══ Texto fornecido ══
É certo que a ditadura caiu e o império se desfez, mas ainda falta cumprir-se o 25 de Abril. Com efeito, Lisboa deixou de ser a Capital do Império da República Portuguesa para se transformar na voraz Cidade-Estado da República de Lisboa que, tal como Cronos, devora hoje os filhos do seu próprio povo e deste pobre País.
Foi, por isso, com profunda indignação e extrema revolta que ouvi o apelo do vate da República para que o Parlamento aprovasse a trasladação dos restos mortais do alentejano Salgueiro Maia para o Panteão de Lisboa. E Manuel Alegre, senador da República de Lisboa, não precisava sequer de pensar muito para perceber a afronta que significa para um alentejano a simples sugestão de ser enterrado em Lisboa. Em todo o caso, vou recordar-lhe.
Durante os últimos quarenta anos, o poder político sediado na capital, traindo os ideais de Abril, transformou Lisboa num enorme eucalipto que vai desertificando, ano após ano, de forma persistente, constante e desumana, todo o território nacional. Neste momento, de Portugal só já sobeja uma estreita faixa litoral delimitada a sul pelo Tejo, a norte pelo Douro e a leste pela A1. Para lá desta faixa litoral fica o deserto, como o ministro Mário Lino, com aquele seu tom de desprezo, tão bem soube catalogar.
═══
══ Registos apresentados ══
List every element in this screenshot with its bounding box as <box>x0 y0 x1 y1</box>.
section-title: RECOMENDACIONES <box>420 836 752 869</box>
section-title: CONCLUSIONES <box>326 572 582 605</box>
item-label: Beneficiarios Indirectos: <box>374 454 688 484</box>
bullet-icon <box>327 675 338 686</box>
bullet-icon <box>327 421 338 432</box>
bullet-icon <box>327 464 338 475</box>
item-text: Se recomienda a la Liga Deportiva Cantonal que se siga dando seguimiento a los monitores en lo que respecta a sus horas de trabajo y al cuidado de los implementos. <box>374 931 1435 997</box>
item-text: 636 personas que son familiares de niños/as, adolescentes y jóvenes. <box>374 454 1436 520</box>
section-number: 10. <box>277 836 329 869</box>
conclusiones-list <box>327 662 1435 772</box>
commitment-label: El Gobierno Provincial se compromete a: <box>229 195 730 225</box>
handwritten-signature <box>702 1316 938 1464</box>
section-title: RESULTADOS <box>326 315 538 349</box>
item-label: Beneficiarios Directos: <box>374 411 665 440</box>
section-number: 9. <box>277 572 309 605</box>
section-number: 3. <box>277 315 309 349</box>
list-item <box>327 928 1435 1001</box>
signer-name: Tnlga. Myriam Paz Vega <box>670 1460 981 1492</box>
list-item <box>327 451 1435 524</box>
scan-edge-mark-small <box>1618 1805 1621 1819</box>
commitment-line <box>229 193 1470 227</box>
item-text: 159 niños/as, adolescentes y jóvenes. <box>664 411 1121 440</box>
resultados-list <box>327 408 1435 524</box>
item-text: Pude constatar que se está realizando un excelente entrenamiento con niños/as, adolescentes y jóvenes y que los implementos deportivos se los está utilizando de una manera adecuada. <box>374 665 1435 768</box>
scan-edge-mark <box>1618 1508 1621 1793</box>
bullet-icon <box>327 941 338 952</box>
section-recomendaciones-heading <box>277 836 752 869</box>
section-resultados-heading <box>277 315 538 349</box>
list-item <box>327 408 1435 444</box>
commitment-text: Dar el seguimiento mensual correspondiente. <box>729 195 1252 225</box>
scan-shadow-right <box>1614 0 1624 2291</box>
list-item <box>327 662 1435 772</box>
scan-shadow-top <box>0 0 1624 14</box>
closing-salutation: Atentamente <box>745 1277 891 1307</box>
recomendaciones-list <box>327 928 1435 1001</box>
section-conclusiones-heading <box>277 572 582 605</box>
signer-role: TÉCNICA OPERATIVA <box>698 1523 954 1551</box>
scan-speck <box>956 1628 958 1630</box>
═══
# Enunciado da tarefa
Prolongue o texto de opinião sobre Lisboa e a proposta de trasladação de Salgueiro Maia, começando logo a seguir à última frase apresentada.

# Resposta
E os alentejanos são hoje os homens do deserto. E é no deserto de Castelo de Vide, no chão sagrado do Alentejo, que está sepultado o alentejano Salgueiro Maia (ainda que considere que os autarcas do Alto Alentejo já deviam ter diligenciado para que os seus restos mortais fossem traslados para a Igreja Matriz, para o castelo ou para outro lugar relevante no centro da vila).
Como eu já escrevi, "o Alentejo molda o carácter de um homem. A solidão e a quietude da planície dão-lhe a espiritualidade, a tranquilidade e a paciência do monge; as amplitudes térmicas e a agressividade da charneca dão-lhe a resistência física, a rusticidade, a coragem e o temperamento do guerreiro. Não é alentejano quem quer. Ser alentejano não é um dote, é um dom. Não se nasce alentejano, é-se alentejano."
E Salgueiro Maia era alentejano por nascimento e temperamento. A coragem, a serenidade e o desprendimento são características típicas do alentejano.
Acresce que propor a trasladação dos restos mortais do alentejano Salgueiro Maia para o Panteão de Lisboa no preciso momento em que o Governo anuncia o encerramento do Tribunal Judicial de Castelo de Vide só pode ser entendido como um insulto à sua memória, a todos os alentejanos e ao Alentejo. Aliás, neste momento, não há um único alentejano que conseguisse descansar em paz enterrado no chão da Cidade-Estado. Leva-nos os vivos e, com eles, as escolas, os hospitais e os tribunais e, não contente com isto, quer agora também levar-nos os mortos? Antes ser enterrado no Inferno.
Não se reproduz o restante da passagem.